> TASK STATEMENT
Go through the listing and copy each line with the string "structured".

> GIVEN RECORDS
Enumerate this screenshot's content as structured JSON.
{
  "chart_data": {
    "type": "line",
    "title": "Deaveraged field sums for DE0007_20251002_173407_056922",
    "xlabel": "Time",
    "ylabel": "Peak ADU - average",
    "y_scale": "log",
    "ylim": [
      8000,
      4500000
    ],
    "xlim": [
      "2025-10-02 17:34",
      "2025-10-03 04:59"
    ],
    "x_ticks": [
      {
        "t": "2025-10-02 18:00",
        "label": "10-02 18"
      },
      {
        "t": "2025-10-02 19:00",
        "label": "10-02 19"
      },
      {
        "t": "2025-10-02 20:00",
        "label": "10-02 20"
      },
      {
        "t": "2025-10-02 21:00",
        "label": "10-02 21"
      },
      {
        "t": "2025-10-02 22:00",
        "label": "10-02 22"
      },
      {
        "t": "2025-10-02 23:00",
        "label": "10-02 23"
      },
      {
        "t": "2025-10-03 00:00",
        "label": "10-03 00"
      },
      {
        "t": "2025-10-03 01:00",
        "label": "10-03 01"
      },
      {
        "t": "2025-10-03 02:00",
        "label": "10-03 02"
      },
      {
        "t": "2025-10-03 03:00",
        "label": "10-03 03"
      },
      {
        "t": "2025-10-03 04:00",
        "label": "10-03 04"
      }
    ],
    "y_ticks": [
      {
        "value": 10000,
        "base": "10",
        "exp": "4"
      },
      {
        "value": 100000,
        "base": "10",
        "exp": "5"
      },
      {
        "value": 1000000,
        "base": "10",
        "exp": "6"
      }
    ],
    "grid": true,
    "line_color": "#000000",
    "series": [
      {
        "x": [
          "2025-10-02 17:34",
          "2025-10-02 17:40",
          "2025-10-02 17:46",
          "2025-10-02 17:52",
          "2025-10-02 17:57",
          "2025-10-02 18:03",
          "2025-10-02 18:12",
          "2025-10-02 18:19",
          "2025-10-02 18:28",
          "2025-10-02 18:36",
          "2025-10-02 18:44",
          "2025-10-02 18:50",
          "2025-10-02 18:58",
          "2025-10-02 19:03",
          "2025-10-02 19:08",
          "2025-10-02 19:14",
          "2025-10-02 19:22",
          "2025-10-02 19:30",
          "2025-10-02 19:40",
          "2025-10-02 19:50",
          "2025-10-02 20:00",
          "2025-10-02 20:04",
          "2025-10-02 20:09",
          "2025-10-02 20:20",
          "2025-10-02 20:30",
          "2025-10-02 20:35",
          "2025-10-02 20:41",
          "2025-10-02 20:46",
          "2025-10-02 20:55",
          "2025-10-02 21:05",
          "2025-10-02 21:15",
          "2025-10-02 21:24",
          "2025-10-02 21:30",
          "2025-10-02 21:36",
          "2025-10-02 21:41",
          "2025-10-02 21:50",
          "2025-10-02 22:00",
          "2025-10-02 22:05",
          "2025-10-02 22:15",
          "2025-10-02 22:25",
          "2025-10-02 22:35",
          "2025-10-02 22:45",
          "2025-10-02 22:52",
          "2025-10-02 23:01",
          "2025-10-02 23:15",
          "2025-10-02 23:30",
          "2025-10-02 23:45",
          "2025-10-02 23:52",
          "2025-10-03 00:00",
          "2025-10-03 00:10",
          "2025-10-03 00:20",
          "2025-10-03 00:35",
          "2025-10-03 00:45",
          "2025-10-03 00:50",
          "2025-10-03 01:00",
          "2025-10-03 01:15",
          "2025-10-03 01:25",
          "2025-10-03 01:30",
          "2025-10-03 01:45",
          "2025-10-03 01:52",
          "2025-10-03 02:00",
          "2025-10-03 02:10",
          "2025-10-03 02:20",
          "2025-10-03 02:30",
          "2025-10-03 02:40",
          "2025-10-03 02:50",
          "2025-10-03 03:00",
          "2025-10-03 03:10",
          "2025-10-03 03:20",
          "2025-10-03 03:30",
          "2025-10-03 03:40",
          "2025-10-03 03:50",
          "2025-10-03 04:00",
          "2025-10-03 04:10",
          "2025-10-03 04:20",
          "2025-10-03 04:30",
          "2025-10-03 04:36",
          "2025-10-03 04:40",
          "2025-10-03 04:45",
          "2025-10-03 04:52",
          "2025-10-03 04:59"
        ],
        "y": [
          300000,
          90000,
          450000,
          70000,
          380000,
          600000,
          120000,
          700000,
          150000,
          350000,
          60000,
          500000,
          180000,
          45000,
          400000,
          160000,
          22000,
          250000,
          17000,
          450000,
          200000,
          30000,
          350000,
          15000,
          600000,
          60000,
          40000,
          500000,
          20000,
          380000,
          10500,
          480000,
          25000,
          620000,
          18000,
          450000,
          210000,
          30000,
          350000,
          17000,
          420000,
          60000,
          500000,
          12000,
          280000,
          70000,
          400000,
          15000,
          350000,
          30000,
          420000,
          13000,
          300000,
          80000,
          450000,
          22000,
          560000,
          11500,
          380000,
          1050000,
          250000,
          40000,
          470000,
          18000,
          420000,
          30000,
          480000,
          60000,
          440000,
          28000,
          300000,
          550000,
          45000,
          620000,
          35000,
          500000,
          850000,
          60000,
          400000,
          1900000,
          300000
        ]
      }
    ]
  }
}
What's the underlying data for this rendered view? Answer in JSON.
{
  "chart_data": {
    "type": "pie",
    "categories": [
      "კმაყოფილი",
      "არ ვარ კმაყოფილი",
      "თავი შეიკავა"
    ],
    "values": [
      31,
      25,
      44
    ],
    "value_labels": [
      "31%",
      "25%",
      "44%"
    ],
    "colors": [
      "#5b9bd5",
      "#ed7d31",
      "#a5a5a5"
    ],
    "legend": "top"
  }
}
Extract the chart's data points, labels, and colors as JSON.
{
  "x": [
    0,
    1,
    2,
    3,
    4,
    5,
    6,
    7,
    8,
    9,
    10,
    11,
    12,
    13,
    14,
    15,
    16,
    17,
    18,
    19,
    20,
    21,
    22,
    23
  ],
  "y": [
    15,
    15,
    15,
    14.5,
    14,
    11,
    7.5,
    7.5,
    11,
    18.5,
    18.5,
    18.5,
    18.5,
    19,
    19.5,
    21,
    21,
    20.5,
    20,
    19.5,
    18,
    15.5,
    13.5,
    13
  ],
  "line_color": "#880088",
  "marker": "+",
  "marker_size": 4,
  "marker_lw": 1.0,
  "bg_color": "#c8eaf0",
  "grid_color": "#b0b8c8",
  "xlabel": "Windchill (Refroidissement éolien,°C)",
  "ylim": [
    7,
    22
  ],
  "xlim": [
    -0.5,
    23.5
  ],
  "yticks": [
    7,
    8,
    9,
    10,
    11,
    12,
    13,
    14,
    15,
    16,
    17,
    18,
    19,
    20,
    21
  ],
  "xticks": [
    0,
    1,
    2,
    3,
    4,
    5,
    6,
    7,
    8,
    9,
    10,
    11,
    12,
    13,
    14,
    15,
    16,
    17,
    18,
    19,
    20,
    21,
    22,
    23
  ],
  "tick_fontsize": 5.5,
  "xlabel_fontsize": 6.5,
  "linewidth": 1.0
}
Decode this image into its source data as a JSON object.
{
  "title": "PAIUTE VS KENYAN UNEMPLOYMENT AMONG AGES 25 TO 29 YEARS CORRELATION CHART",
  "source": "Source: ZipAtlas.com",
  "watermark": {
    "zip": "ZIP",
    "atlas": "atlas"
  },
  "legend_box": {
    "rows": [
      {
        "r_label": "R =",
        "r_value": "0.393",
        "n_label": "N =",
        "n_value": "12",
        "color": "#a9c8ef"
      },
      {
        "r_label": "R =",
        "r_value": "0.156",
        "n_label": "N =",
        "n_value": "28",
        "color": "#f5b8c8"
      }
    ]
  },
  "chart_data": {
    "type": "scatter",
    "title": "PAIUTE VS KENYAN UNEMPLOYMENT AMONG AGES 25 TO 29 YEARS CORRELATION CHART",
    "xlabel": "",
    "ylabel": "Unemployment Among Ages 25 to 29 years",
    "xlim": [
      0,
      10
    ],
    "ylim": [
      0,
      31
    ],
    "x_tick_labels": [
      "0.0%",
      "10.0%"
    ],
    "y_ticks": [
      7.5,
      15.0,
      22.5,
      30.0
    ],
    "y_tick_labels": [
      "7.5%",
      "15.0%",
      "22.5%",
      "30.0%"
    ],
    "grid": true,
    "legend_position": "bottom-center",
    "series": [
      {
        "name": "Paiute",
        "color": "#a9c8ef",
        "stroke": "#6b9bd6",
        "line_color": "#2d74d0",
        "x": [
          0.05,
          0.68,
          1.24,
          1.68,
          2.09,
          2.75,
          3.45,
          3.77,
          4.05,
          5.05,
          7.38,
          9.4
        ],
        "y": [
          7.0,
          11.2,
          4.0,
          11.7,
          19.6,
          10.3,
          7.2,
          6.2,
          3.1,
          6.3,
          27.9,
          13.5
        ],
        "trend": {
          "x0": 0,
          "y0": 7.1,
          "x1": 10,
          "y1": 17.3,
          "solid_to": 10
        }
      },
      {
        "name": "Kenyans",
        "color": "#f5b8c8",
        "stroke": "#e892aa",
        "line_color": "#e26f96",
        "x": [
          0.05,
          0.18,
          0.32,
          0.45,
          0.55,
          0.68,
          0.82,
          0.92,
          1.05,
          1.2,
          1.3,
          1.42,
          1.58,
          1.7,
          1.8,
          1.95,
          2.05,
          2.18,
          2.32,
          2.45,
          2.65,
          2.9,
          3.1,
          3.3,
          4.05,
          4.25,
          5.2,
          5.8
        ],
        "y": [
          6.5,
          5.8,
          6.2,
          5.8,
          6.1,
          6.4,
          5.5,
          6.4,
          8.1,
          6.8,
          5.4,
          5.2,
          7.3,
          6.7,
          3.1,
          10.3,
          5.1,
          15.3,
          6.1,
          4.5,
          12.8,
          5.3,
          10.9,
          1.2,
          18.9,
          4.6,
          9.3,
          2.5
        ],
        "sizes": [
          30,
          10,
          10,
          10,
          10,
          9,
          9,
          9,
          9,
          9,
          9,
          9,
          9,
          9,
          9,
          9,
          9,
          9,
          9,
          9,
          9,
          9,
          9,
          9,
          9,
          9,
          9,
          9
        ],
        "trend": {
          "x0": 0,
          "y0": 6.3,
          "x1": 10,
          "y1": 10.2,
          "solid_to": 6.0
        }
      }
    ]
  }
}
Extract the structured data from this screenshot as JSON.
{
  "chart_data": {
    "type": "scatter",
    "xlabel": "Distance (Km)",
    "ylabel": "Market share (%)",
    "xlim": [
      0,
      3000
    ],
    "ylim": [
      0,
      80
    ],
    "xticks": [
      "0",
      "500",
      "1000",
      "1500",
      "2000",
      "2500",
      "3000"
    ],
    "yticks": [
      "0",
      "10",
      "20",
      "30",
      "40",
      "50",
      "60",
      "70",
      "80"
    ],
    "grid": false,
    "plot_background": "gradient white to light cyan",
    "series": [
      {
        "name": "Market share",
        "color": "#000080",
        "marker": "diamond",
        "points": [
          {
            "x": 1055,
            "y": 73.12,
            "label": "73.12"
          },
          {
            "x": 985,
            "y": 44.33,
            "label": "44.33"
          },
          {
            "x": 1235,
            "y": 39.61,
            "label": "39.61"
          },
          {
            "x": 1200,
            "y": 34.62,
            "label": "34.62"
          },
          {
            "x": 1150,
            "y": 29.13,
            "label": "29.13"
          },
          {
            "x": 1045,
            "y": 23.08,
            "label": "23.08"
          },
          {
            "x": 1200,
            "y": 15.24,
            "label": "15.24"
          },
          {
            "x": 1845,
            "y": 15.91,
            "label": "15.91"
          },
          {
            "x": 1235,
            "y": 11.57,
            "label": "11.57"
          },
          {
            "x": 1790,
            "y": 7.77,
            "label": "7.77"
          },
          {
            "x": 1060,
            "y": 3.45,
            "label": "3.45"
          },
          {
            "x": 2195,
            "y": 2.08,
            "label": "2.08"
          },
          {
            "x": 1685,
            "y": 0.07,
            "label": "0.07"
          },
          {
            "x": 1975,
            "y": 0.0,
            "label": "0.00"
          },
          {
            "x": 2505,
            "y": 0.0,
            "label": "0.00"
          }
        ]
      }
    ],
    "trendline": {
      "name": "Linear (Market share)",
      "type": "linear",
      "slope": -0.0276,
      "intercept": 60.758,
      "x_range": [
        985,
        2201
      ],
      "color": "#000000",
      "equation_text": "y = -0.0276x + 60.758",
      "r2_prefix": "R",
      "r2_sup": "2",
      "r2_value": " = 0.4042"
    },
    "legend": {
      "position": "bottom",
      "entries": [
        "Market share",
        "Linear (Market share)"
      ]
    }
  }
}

> RIGHT ANSWER
Enumerate this screenshot's content as structured JSON.
Extract the structured data from this screenshot as JSON.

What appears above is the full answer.